## Aim
Where a line of the material contains the string "screenshot", copy that line.

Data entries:

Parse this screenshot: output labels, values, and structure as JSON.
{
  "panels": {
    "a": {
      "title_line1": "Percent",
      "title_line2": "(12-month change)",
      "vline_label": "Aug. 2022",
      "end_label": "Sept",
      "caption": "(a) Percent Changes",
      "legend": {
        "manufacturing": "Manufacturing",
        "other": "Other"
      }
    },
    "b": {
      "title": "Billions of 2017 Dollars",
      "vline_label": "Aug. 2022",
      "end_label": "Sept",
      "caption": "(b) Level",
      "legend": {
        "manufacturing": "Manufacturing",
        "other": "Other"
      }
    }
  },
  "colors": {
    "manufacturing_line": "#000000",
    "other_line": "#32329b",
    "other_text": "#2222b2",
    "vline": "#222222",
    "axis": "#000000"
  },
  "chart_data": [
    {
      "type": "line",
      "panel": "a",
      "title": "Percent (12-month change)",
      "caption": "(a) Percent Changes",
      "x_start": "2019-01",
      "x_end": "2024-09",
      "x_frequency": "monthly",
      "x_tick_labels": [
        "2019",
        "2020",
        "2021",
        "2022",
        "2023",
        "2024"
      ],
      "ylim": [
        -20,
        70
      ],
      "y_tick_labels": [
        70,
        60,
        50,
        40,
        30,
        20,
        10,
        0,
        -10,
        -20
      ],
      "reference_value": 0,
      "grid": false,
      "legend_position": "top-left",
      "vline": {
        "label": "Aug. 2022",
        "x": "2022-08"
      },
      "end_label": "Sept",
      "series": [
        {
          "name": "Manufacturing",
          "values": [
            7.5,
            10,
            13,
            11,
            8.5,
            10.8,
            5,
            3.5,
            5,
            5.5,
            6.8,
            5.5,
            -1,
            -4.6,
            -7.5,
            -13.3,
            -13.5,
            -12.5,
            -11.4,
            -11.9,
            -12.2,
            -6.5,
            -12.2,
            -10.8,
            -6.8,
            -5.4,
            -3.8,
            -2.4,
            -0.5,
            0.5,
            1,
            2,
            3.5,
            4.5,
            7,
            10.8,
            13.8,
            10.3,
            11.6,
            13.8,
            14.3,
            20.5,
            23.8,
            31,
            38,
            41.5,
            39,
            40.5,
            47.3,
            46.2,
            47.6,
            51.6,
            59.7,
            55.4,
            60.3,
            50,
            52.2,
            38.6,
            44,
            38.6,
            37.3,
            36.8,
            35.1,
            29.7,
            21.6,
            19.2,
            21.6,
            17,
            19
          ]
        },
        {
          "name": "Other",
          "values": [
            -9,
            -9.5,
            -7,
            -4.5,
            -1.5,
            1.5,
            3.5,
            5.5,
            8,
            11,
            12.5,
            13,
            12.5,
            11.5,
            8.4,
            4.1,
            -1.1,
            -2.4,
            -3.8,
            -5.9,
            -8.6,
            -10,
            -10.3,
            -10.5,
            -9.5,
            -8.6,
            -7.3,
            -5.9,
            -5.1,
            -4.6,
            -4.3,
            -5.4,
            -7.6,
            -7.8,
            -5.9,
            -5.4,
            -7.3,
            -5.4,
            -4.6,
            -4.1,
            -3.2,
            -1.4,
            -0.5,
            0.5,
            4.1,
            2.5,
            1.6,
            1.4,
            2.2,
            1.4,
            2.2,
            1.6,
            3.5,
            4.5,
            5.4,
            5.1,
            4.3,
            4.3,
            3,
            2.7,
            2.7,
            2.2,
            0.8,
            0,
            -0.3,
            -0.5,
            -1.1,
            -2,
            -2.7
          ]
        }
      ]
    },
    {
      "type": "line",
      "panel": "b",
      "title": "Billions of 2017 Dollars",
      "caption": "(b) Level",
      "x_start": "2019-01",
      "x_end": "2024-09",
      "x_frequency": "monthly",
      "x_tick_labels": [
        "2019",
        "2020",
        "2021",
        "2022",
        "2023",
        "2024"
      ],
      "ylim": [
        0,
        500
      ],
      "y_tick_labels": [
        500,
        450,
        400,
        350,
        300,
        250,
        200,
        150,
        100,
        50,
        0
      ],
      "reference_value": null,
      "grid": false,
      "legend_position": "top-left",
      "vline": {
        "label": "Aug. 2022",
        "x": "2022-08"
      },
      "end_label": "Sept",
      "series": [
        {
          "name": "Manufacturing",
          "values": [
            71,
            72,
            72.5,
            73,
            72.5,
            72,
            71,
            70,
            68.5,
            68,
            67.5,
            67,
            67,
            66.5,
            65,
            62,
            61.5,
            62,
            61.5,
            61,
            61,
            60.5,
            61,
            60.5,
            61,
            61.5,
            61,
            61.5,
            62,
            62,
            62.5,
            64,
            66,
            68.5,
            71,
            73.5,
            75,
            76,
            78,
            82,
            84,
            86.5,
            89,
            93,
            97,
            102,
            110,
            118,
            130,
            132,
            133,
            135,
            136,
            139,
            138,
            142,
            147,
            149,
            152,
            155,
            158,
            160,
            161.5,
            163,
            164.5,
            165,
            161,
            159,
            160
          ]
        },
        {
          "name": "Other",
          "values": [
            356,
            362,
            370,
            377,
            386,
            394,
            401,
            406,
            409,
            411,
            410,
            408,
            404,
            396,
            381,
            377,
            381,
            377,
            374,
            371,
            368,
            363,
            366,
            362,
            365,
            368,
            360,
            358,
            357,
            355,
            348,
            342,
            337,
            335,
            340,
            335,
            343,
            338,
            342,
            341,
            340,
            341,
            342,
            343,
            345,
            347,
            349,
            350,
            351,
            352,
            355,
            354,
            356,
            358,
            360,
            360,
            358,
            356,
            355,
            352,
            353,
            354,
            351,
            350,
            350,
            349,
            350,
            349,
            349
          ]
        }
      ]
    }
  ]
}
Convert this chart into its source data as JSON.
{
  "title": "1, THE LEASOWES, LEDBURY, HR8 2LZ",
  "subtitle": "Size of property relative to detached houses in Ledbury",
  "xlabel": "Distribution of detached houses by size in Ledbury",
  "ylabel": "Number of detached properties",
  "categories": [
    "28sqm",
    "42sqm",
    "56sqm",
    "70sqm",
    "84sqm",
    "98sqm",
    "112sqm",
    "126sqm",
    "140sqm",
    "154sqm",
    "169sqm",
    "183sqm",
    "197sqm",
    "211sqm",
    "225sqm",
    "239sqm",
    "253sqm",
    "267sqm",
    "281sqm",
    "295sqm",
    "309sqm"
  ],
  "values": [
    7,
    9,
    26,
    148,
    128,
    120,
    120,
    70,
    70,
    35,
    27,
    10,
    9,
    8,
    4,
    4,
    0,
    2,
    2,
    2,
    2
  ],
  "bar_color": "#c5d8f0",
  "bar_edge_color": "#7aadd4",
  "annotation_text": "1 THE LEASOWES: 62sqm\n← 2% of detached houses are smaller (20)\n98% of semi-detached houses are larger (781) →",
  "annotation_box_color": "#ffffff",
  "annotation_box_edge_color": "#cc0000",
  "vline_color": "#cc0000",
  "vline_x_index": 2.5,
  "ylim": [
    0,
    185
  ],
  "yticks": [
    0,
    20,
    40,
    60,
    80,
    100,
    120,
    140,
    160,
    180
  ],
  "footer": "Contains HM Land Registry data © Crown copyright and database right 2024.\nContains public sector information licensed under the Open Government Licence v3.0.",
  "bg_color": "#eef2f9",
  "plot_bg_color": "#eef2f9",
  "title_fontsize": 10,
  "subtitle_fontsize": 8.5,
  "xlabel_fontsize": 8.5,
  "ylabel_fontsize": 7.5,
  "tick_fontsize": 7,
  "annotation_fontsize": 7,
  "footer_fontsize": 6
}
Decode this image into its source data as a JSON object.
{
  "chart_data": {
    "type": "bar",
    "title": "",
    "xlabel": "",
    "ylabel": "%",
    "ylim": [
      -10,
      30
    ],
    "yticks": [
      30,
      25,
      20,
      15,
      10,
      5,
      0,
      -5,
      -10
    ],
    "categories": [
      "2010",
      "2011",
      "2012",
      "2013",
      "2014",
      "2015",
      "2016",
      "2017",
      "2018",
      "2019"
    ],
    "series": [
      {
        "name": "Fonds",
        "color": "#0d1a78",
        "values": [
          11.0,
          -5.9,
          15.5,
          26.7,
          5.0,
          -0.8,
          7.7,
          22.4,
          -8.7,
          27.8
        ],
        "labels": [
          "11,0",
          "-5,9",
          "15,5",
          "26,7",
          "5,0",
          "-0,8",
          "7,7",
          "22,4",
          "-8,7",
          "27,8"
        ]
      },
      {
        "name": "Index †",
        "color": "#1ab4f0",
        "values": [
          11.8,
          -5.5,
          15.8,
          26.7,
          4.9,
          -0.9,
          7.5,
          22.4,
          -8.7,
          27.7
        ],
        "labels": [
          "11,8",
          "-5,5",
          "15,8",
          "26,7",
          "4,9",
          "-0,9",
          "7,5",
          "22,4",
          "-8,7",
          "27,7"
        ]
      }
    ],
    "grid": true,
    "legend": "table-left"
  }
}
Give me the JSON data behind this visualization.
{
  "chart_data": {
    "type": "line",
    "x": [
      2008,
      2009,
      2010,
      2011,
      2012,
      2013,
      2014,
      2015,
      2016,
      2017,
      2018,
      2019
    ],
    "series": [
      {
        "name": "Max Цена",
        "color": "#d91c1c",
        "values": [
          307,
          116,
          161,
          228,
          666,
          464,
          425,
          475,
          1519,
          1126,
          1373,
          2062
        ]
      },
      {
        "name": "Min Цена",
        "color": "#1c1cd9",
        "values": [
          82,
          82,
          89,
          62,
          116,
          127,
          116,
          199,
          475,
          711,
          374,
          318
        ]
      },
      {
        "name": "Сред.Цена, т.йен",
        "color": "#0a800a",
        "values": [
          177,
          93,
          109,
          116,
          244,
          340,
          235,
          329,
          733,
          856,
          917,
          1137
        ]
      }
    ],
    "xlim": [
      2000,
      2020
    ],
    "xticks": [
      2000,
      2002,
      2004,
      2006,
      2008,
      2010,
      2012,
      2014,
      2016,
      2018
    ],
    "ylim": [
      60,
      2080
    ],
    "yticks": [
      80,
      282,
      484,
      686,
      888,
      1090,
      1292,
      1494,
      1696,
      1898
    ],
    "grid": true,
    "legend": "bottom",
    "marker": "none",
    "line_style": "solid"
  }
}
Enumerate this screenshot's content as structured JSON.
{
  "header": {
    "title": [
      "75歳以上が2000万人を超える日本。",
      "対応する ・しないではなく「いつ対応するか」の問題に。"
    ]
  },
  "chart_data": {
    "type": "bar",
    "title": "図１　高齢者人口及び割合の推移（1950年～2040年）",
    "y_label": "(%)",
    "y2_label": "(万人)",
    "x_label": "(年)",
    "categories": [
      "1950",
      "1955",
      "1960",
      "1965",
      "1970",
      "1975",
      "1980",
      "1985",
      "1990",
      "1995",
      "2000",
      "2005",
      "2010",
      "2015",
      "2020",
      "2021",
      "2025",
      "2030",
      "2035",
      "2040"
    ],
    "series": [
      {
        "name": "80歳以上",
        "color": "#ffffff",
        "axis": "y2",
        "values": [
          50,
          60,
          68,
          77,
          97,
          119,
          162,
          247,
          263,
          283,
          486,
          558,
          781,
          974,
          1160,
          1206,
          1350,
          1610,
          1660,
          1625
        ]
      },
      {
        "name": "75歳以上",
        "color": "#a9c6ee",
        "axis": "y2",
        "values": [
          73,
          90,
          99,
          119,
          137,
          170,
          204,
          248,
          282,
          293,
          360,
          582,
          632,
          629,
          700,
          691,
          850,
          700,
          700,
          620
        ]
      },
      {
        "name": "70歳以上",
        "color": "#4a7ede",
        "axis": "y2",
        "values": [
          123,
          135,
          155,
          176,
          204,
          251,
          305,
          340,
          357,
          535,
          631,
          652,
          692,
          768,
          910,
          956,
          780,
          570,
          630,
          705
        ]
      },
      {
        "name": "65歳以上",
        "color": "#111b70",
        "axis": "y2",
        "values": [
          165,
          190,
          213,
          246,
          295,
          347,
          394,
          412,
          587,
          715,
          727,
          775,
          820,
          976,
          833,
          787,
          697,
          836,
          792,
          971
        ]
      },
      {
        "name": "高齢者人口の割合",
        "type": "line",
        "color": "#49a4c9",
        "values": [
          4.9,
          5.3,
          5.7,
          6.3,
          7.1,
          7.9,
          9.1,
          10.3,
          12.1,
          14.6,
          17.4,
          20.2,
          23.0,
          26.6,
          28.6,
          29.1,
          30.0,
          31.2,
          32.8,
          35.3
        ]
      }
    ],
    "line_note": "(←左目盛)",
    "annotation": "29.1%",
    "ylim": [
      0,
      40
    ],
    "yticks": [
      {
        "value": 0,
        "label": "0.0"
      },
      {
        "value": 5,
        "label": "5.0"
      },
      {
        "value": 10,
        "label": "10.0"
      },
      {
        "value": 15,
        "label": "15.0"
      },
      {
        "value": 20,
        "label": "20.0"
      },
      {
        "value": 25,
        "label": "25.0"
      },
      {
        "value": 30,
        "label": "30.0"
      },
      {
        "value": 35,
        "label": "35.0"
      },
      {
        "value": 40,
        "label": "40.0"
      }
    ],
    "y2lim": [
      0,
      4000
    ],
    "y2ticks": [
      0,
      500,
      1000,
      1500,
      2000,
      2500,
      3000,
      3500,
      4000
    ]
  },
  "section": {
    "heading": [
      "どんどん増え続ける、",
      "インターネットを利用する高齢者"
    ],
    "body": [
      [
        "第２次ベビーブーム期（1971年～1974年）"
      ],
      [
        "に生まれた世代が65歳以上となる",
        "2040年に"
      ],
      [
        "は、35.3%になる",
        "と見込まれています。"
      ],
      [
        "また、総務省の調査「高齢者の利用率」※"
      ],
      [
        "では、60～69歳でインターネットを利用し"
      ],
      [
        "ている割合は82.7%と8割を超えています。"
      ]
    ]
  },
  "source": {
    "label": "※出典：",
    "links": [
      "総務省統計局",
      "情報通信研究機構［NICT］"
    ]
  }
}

## Written response
Parse this screenshot: output labels, values, and structure as JSON.
Enumerate this screenshot's content as structured JSON.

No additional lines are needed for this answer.